What to do → Copy every line of the listing that holds the string "Global".

################

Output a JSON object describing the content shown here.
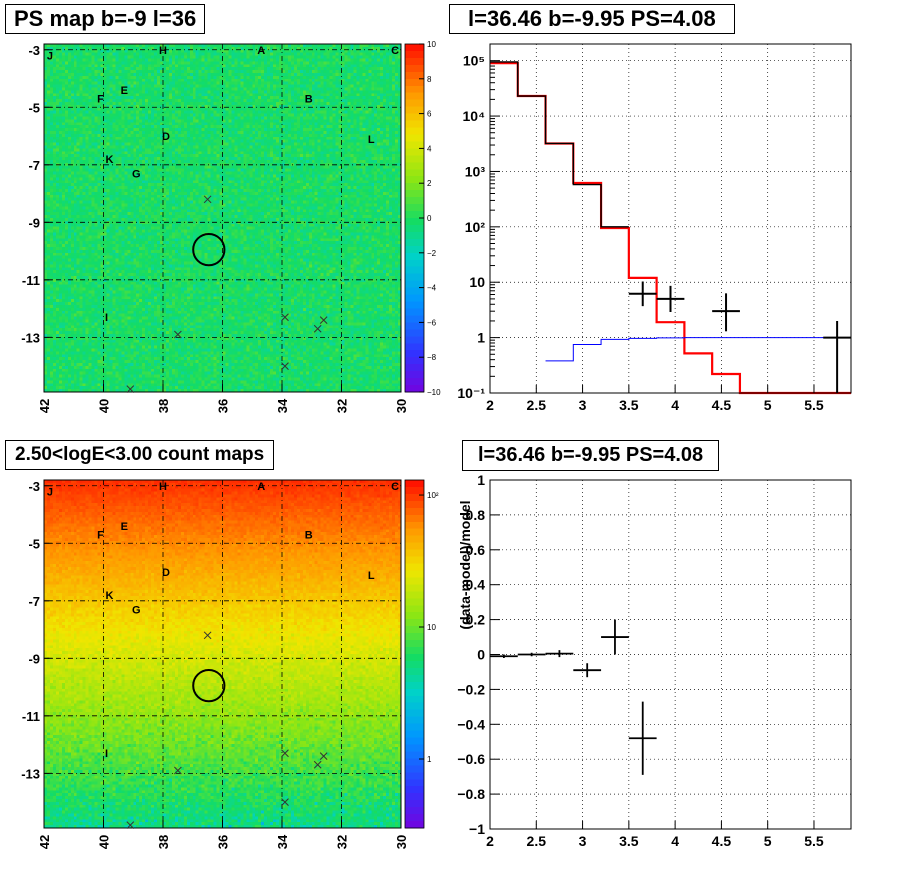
{
  "panels": {
    "ps_map": {
      "title": "PS map b=-9 l=36"
    },
    "spectrum": {
      "title": "l=36.46 b=-9.95 PS=4.08"
    },
    "count_map": {
      "title": "2.50<logE<3.00 count maps"
    },
    "residual": {
      "title": "l=36.46 b=-9.95 PS=4.08"
    }
  },
  "chart_data": [
    {
      "type": "heatmap",
      "name": "PS map",
      "title": "PS map b=-9 l=36",
      "x_ticks": [
        "42",
        "40",
        "38",
        "36",
        "34",
        "32",
        "30"
      ],
      "x_range": [
        42,
        30
      ],
      "y_ticks": [
        "-3",
        "-5",
        "-7",
        "-9",
        "-11",
        "-13"
      ],
      "y_range": [
        -2.8,
        -14.9
      ],
      "colorbar_ticks": [
        "10",
        "8",
        "6",
        "4",
        "2",
        "0",
        "−2",
        "−4",
        "−6",
        "−8",
        "−10"
      ],
      "colorbar_range": [
        -10,
        10
      ],
      "typical_value": 0,
      "source_labels": [
        {
          "text": "J",
          "l": 41.8,
          "b": -3.2
        },
        {
          "text": "H",
          "l": 38.0,
          "b": -3.0
        },
        {
          "text": "A",
          "l": 34.7,
          "b": -3.0
        },
        {
          "text": "C",
          "l": 30.2,
          "b": -3.0
        },
        {
          "text": "E",
          "l": 39.3,
          "b": -4.4
        },
        {
          "text": "F",
          "l": 40.1,
          "b": -4.7
        },
        {
          "text": "B",
          "l": 33.1,
          "b": -4.7
        },
        {
          "text": "D",
          "l": 37.9,
          "b": -6.0
        },
        {
          "text": "L",
          "l": 31.0,
          "b": -6.1
        },
        {
          "text": "K",
          "l": 39.8,
          "b": -6.8
        },
        {
          "text": "G",
          "l": 38.9,
          "b": -7.3
        },
        {
          "text": "I",
          "l": 39.9,
          "b": -12.3
        }
      ],
      "crosses": [
        {
          "l": 36.5,
          "b": -8.2
        },
        {
          "l": 37.5,
          "b": -12.9
        },
        {
          "l": 33.9,
          "b": -12.3
        },
        {
          "l": 32.6,
          "b": -12.4
        },
        {
          "l": 32.8,
          "b": -12.7
        },
        {
          "l": 33.9,
          "b": -14.0
        },
        {
          "l": 39.1,
          "b": -14.8
        }
      ],
      "circle": {
        "l": 36.46,
        "b": -9.95,
        "radius_deg": 0.5
      }
    },
    {
      "type": "line",
      "name": "spectrum",
      "title": "l=36.46 b=-9.95 PS=4.08",
      "x_ticks": [
        "2",
        "2.5",
        "3",
        "3.5",
        "4",
        "4.5",
        "5",
        "5.5"
      ],
      "x_range": [
        2,
        5.9
      ],
      "y_scale": "log",
      "y_ticks": [
        "10⁻¹",
        "1",
        "10",
        "10²",
        "10³",
        "10⁴",
        "10⁵"
      ],
      "y_range": [
        0.1,
        200000
      ],
      "grid": true,
      "series": [
        {
          "color": "#ff0000",
          "style": "step",
          "edges": [
            2.0,
            2.3,
            2.6,
            2.9,
            3.2,
            3.5,
            3.8,
            4.1,
            4.4,
            4.7,
            5.0,
            5.9
          ],
          "values": [
            90000,
            23000,
            3200,
            620,
            95,
            12,
            1.9,
            0.52,
            0.22,
            0.1,
            0.1
          ]
        },
        {
          "color": "#000000",
          "style": "step",
          "edges": [
            2.0,
            2.3,
            2.6,
            2.9,
            3.2,
            3.5
          ],
          "values": [
            95000,
            23000,
            3200,
            580,
            100
          ]
        },
        {
          "color": "#0000ff",
          "style": "step",
          "edges": [
            2.6,
            2.9,
            3.2,
            3.5,
            3.8,
            4.1,
            4.4,
            4.7,
            5.0,
            5.9
          ],
          "values": [
            0.38,
            0.75,
            0.93,
            0.97,
            0.99,
            1.0,
            1.0,
            1.0,
            1.0
          ]
        },
        {
          "color": "#000000",
          "style": "points",
          "points": [
            {
              "x": 3.65,
              "y": 6.2,
              "xerr": 0.15,
              "ylo": 3.7,
              "yhi": 10.3
            },
            {
              "x": 3.95,
              "y": 5.0,
              "xerr": 0.15,
              "ylo": 2.9,
              "yhi": 8.6
            },
            {
              "x": 4.55,
              "y": 3.0,
              "xerr": 0.15,
              "ylo": 1.3,
              "yhi": 6.3
            },
            {
              "x": 5.75,
              "y": 1.0,
              "xerr": 0.15,
              "ylo": 0.1,
              "yhi": 2.0
            }
          ]
        }
      ]
    },
    {
      "type": "heatmap",
      "name": "count map",
      "title": "2.50<logE<3.00 count maps",
      "x_ticks": [
        "42",
        "40",
        "38",
        "36",
        "34",
        "32",
        "30"
      ],
      "x_range": [
        42,
        30
      ],
      "y_ticks": [
        "-3",
        "-5",
        "-7",
        "-9",
        "-11",
        "-13"
      ],
      "y_range": [
        -2.8,
        -14.9
      ],
      "colorbar_ticks": [
        "10²",
        "10",
        "1"
      ],
      "colorbar_scale": "log",
      "colorbar_range": [
        0.3,
        130
      ],
      "gradient": "counts decrease from about 100 near b=-3 to about 5 near b=-14"
    },
    {
      "type": "scatter",
      "name": "residual",
      "title": "l=36.46 b=-9.95 PS=4.08",
      "ylabel": "(data-model)/model",
      "x_ticks": [
        "2",
        "2.5",
        "3",
        "3.5",
        "4",
        "4.5",
        "5",
        "5.5"
      ],
      "x_range": [
        2,
        5.9
      ],
      "y_ticks": [
        "−1",
        "−0.8",
        "−0.6",
        "−0.4",
        "−0.2",
        "0",
        "0.2",
        "0.4",
        "0.6",
        "0.8",
        "1"
      ],
      "y_range": [
        -1,
        1
      ],
      "grid": true,
      "points": [
        {
          "x": 2.15,
          "y": -0.01,
          "xerr": 0.15,
          "yerr": 0.01
        },
        {
          "x": 2.45,
          "y": 0.0,
          "xerr": 0.15,
          "yerr": 0.01
        },
        {
          "x": 2.75,
          "y": 0.005,
          "xerr": 0.15,
          "yerr": 0.02
        },
        {
          "x": 3.05,
          "y": -0.09,
          "xerr": 0.15,
          "yerr": 0.04
        },
        {
          "x": 3.35,
          "y": 0.1,
          "xerr": 0.15,
          "yerr": 0.1
        },
        {
          "x": 3.65,
          "y": -0.48,
          "xerr": 0.15,
          "yerr": 0.21
        }
      ]
    }
  ]
}
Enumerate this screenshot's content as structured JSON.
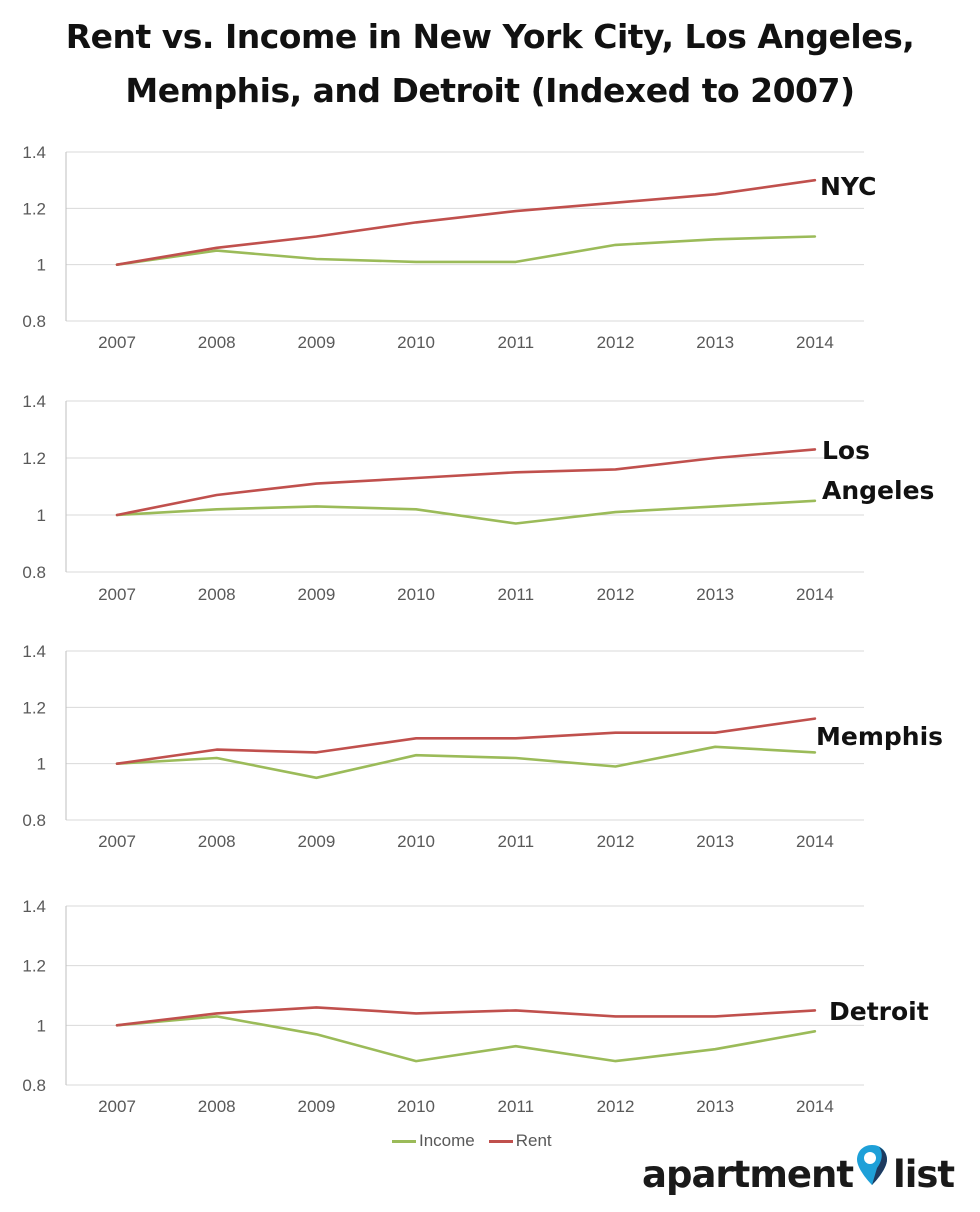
{
  "title": "Rent vs. Income in New York City, Los Angeles,\nMemphis, and Detroit (Indexed to 2007)",
  "colors": {
    "income": "#9bbb59",
    "rent": "#c0504d",
    "grid": "#d9d9d9",
    "axis": "#bfbfbf",
    "logo_pin": "#1ea0d8"
  },
  "chart_data": [
    {
      "type": "line",
      "title": "NYC",
      "categories": [
        "2007",
        "2008",
        "2009",
        "2010",
        "2011",
        "2012",
        "2013",
        "2014"
      ],
      "ylim": [
        0.8,
        1.4
      ],
      "yticks": [
        "0.8",
        "1",
        "1.2",
        "1.4"
      ],
      "grid": true,
      "series": [
        {
          "name": "Income",
          "values": [
            1.0,
            1.05,
            1.02,
            1.01,
            1.01,
            1.07,
            1.09,
            1.1
          ]
        },
        {
          "name": "Rent",
          "values": [
            1.0,
            1.06,
            1.1,
            1.15,
            1.19,
            1.22,
            1.25,
            1.3
          ]
        }
      ]
    },
    {
      "type": "line",
      "title": "Los Angeles",
      "categories": [
        "2007",
        "2008",
        "2009",
        "2010",
        "2011",
        "2012",
        "2013",
        "2014"
      ],
      "ylim": [
        0.8,
        1.4
      ],
      "yticks": [
        "0.8",
        "1",
        "1.2",
        "1.4"
      ],
      "grid": true,
      "series": [
        {
          "name": "Income",
          "values": [
            1.0,
            1.02,
            1.03,
            1.02,
            0.97,
            1.01,
            1.03,
            1.05
          ]
        },
        {
          "name": "Rent",
          "values": [
            1.0,
            1.07,
            1.11,
            1.13,
            1.15,
            1.16,
            1.2,
            1.23
          ]
        }
      ]
    },
    {
      "type": "line",
      "title": "Memphis",
      "categories": [
        "2007",
        "2008",
        "2009",
        "2010",
        "2011",
        "2012",
        "2013",
        "2014"
      ],
      "ylim": [
        0.8,
        1.4
      ],
      "yticks": [
        "0.8",
        "1",
        "1.2",
        "1.4"
      ],
      "grid": true,
      "series": [
        {
          "name": "Income",
          "values": [
            1.0,
            1.02,
            0.95,
            1.03,
            1.02,
            0.99,
            1.06,
            1.04
          ]
        },
        {
          "name": "Rent",
          "values": [
            1.0,
            1.05,
            1.04,
            1.09,
            1.09,
            1.11,
            1.11,
            1.16
          ]
        }
      ]
    },
    {
      "type": "line",
      "title": "Detroit",
      "categories": [
        "2007",
        "2008",
        "2009",
        "2010",
        "2011",
        "2012",
        "2013",
        "2014"
      ],
      "ylim": [
        0.8,
        1.4
      ],
      "yticks": [
        "0.8",
        "1",
        "1.2",
        "1.4"
      ],
      "grid": true,
      "series": [
        {
          "name": "Income",
          "values": [
            1.0,
            1.03,
            0.97,
            0.88,
            0.93,
            0.88,
            0.92,
            0.98
          ]
        },
        {
          "name": "Rent",
          "values": [
            1.0,
            1.04,
            1.06,
            1.04,
            1.05,
            1.03,
            1.03,
            1.05
          ]
        }
      ]
    }
  ],
  "legend": [
    {
      "label": "Income",
      "color": "#9bbb59"
    },
    {
      "label": "Rent",
      "color": "#c0504d"
    }
  ],
  "logo": {
    "left": "apartment",
    "right": "list",
    "icon": "location-pin-icon"
  }
}
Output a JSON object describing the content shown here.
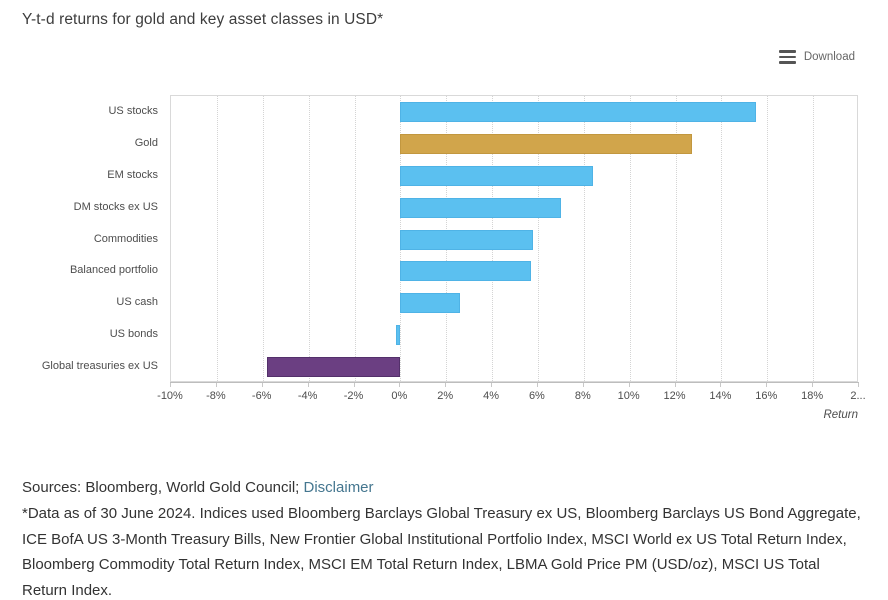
{
  "header": {
    "title": "Y-t-d returns for gold and key asset classes in USD*"
  },
  "toolbar": {
    "download_label": "Download"
  },
  "chart_data": {
    "type": "bar",
    "orientation": "horizontal",
    "title": "Y-t-d returns for gold and key asset classes in USD*",
    "categories": [
      "US stocks",
      "Gold",
      "EM stocks",
      "DM stocks ex US",
      "Commodities",
      "Balanced portfolio",
      "US cash",
      "US bonds",
      "Global treasuries ex US"
    ],
    "values": [
      15.5,
      12.7,
      8.4,
      7.0,
      5.8,
      5.7,
      2.6,
      -0.2,
      -5.8
    ],
    "bar_colors": [
      "#5bc0f0",
      "#d1a54b",
      "#5bc0f0",
      "#5bc0f0",
      "#5bc0f0",
      "#5bc0f0",
      "#5bc0f0",
      "#5bc0f0",
      "#6b3f82"
    ],
    "bar_border_colors": [
      "#4fb3e6",
      "#c2973f",
      "#4fb3e6",
      "#4fb3e6",
      "#4fb3e6",
      "#4fb3e6",
      "#4fb3e6",
      "#4fb3e6",
      "#53306a"
    ],
    "xlabel": "Return",
    "ylabel": "",
    "xlim": [
      -10,
      20
    ],
    "grid": "vertical-dotted",
    "legend": "none",
    "x_ticks": [
      {
        "value": -10,
        "label": "-10%"
      },
      {
        "value": -8,
        "label": "-8%"
      },
      {
        "value": -6,
        "label": "-6%"
      },
      {
        "value": -4,
        "label": "-4%"
      },
      {
        "value": -2,
        "label": "-2%"
      },
      {
        "value": 0,
        "label": "0%"
      },
      {
        "value": 2,
        "label": "2%"
      },
      {
        "value": 4,
        "label": "4%"
      },
      {
        "value": 6,
        "label": "6%"
      },
      {
        "value": 8,
        "label": "8%"
      },
      {
        "value": 10,
        "label": "10%"
      },
      {
        "value": 12,
        "label": "12%"
      },
      {
        "value": 14,
        "label": "14%"
      },
      {
        "value": 16,
        "label": "16%"
      },
      {
        "value": 18,
        "label": "18%"
      },
      {
        "value": 20,
        "label": "2..."
      }
    ]
  },
  "footer": {
    "sources_prefix": "Sources: Bloomberg, World Gold Council; ",
    "disclaimer_link": "Disclaimer",
    "note_lines": [
      "*Data as of 30 June 2024. Indices used Bloomberg Barclays Global Treasury ex US, Bloomberg Barclays US Bond Aggregate,",
      "ICE BofA US 3-Month Treasury Bills, New Frontier Global Institutional Portfolio Index, MSCI World ex US Total Return Index,",
      "Bloomberg Commodity Total Return Index, MSCI EM Total Return Index, LBMA Gold Price PM (USD/oz), MSCI US Total",
      "Return Index."
    ]
  },
  "colors": {
    "blue_bar": "#5bc0f0",
    "gold_bar": "#d1a54b",
    "purple_bar": "#6b3f82",
    "link": "#44768f"
  }
}
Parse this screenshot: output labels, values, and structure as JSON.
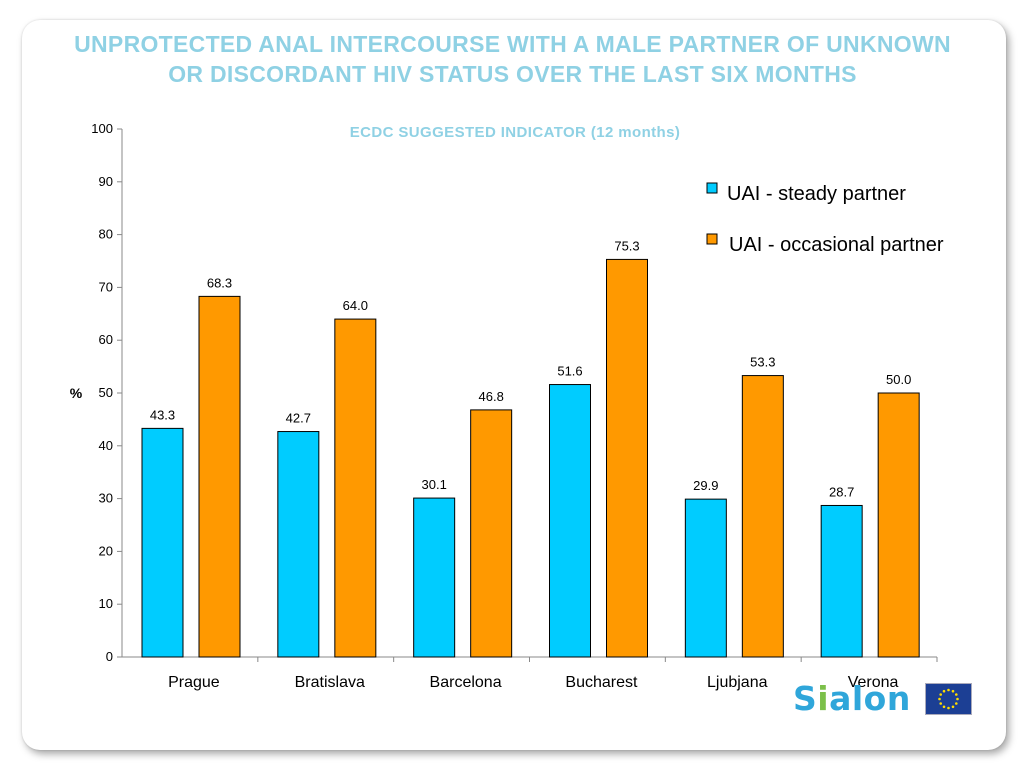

################

In response →
      "Global treasuries ex US"
      "*Data as of 30 June 2024. Indices used Bloomberg Barclays Global Treasury ex US, Bloomberg Barclays US Bond Aggregate,",
      "ICE BofA US 3-Month Treasury Bills, New Frontier Global Institutional Portfolio Index, MSCI World ex US Total Return Index,",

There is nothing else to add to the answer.